**Task directions:** Will you output the entries below exactly, skipping every image they contain?

**Exercise data:**
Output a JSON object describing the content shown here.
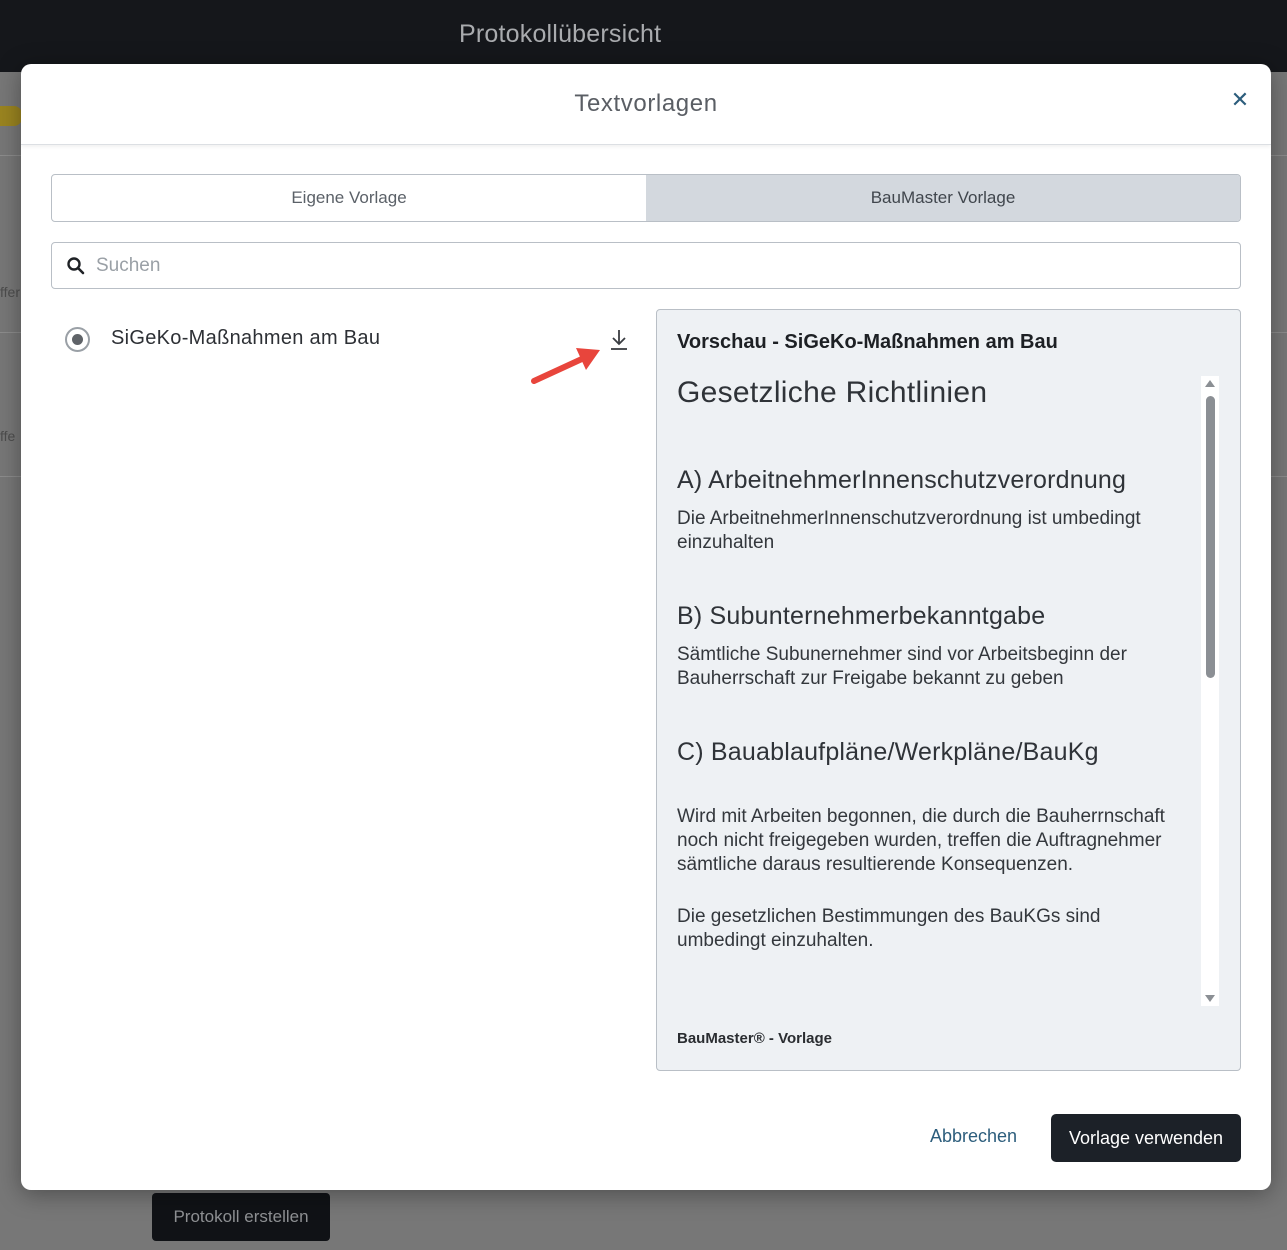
{
  "background": {
    "title": "Protokollübersicht",
    "side_text_1": "ffer",
    "side_text_2": "ffe",
    "create_button": "Protokoll erstellen"
  },
  "modal": {
    "title": "Textvorlagen",
    "close_icon": "close-icon",
    "tabs": [
      {
        "label": "Eigene Vorlage",
        "active": false
      },
      {
        "label": "BauMaster Vorlage",
        "active": true
      }
    ],
    "search": {
      "placeholder": "Suchen",
      "value": ""
    },
    "templates": [
      {
        "label": "SiGeKo-Maßnahmen am Bau",
        "selected": true
      }
    ],
    "preview": {
      "title": "Vorschau - SiGeKo-Maßnahmen am Bau",
      "heading": "Gesetzliche Richtlinien",
      "sections": [
        {
          "heading": "A) ArbeitnehmerInnenschutzverordnung",
          "text": "Die ArbeitnehmerInnenschutzverordnung ist umbedingt einzuhalten"
        },
        {
          "heading": "B) Subunternehmerbekanntgabe",
          "text": "Sämtliche Subunernehmer sind vor Arbeitsbeginn der Bauherrschaft zur Freigabe bekannt zu geben"
        },
        {
          "heading": "C) Bauablaufpläne/Werkpläne/BauKg",
          "text": "Wird mit Arbeiten begonnen, die durch die Bauherrnschaft noch nicht freigegeben wurden, treffen die Auftragnehmer sämtliche daraus resultierende Konsequenzen.",
          "text2": "Die gesetzlichen Bestimmungen des BauKGs sind umbedingt einzuhalten."
        }
      ],
      "footer": "BauMaster® - Vorlage"
    },
    "buttons": {
      "cancel": "Abbrechen",
      "use": "Vorlage verwenden"
    },
    "colors": {
      "accent": "#2c5d7c",
      "annotation_arrow": "#e8453c"
    }
  }
}
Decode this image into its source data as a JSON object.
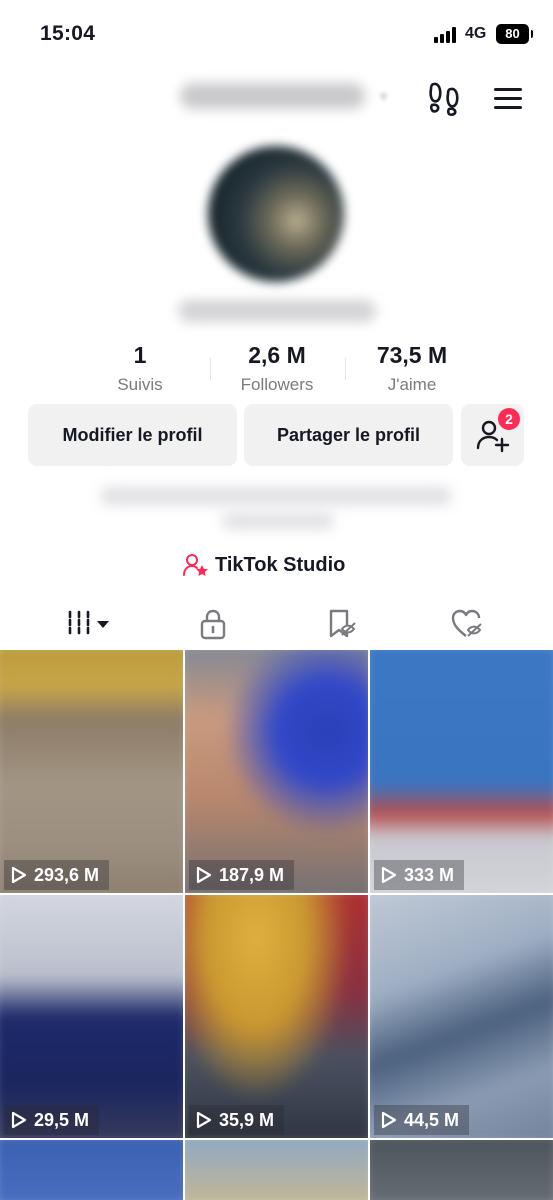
{
  "status_bar": {
    "time": "15:04",
    "network": "4G",
    "battery": "80"
  },
  "header": {
    "footprints_icon": "footprints-icon",
    "menu_icon": "hamburger-menu-icon"
  },
  "stats": [
    {
      "value": "1",
      "label": "Suivis"
    },
    {
      "value": "2,6 M",
      "label": "Followers"
    },
    {
      "value": "73,5 M",
      "label": "J'aime"
    }
  ],
  "actions": {
    "edit_profile": "Modifier le profil",
    "share_profile": "Partager le profil",
    "add_friend_badge": "2"
  },
  "studio": {
    "label": "TikTok Studio",
    "accent": "#fe2c55"
  },
  "tabs": [
    {
      "icon": "videos-grid-icon",
      "selected": true
    },
    {
      "icon": "lock-icon",
      "selected": false
    },
    {
      "icon": "favorites-icon",
      "selected": false
    },
    {
      "icon": "liked-icon",
      "selected": false
    }
  ],
  "videos": [
    {
      "views": "293,6 M"
    },
    {
      "views": "187,9 M"
    },
    {
      "views": "333 M"
    },
    {
      "views": "29,5 M"
    },
    {
      "views": "35,9 M"
    },
    {
      "views": "44,5 M"
    }
  ],
  "colors": {
    "text": "#161823",
    "secondary": "#7a7b80",
    "button_bg": "#f1f1f2",
    "accent": "#fe2c55"
  }
}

**Exercise response:**
Output a JSON object describing the content shown here.
{
  "background": {
    "title": "Protokollübersicht",
    "side_text_1": "ffer",
    "side_text_2": "ffe",
    "create_button": "Protokoll erstellen"
  },
  "modal": {
    "title": "Textvorlagen",
    "close_icon": "close-icon",
    "tabs": [
      {
        "label": "Eigene Vorlage",
        "active": false
      },
      {
        "label": "BauMaster Vorlage",
        "active": true
      }
    ],
    "search": {
      "placeholder": "Suchen",
      "value": ""
    },
    "templates": [
      {
        "label": "SiGeKo-Maßnahmen am Bau",
        "selected": true
      }
    ],
    "preview": {
      "title": "Vorschau - SiGeKo-Maßnahmen am Bau",
      "heading": "Gesetzliche Richtlinien",
      "sections": [
        {
          "heading": "A) ArbeitnehmerInnenschutzverordnung",
          "text": "Die ArbeitnehmerInnenschutzverordnung ist umbedingt einzuhalten"
        },
        {
          "heading": "B) Subunternehmerbekanntgabe",
          "text": "Sämtliche Subunernehmer sind vor Arbeitsbeginn der Bauherrschaft zur Freigabe bekannt zu geben"
        },
        {
          "heading": "C) Bauablaufpläne/Werkpläne/BauKg",
          "text": "Wird mit Arbeiten begonnen, die durch die Bauherrnschaft noch nicht freigegeben wurden, treffen die Auftragnehmer sämtliche daraus resultierende Konsequenzen.",
          "text2": "Die gesetzlichen Bestimmungen des BauKGs sind umbedingt einzuhalten."
        }
      ],
      "footer": "BauMaster® - Vorlage"
    },
    "buttons": {
      "cancel": "Abbrechen",
      "use": "Vorlage verwenden"
    },
    "colors": {
      "accent": "#2c5d7c",
      "annotation_arrow": "#e8453c"
    }
  }
}
Decode this image into its source data as a JSON object.
{
  "status_bar": {
    "time": "15:04",
    "network": "4G",
    "battery": "80"
  },
  "header": {
    "footprints_icon": "footprints-icon",
    "menu_icon": "hamburger-menu-icon"
  },
  "stats": [
    {
      "value": "1",
      "label": "Suivis"
    },
    {
      "value": "2,6 M",
      "label": "Followers"
    },
    {
      "value": "73,5 M",
      "label": "J'aime"
    }
  ],
  "actions": {
    "edit_profile": "Modifier le profil",
    "share_profile": "Partager le profil",
    "add_friend_badge": "2"
  },
  "studio": {
    "label": "TikTok Studio",
    "accent": "#fe2c55"
  },
  "tabs": [
    {
      "icon": "videos-grid-icon",
      "selected": true
    },
    {
      "icon": "lock-icon",
      "selected": false
    },
    {
      "icon": "favorites-icon",
      "selected": false
    },
    {
      "icon": "liked-icon",
      "selected": false
    }
  ],
  "videos": [
    {
      "views": "293,6 M"
    },
    {
      "views": "187,9 M"
    },
    {
      "views": "333 M"
    },
    {
      "views": "29,5 M"
    },
    {
      "views": "35,9 M"
    },
    {
      "views": "44,5 M"
    }
  ],
  "colors": {
    "text": "#161823",
    "secondary": "#7a7b80",
    "button_bg": "#f1f1f2",
    "accent": "#fe2c55"
  }
}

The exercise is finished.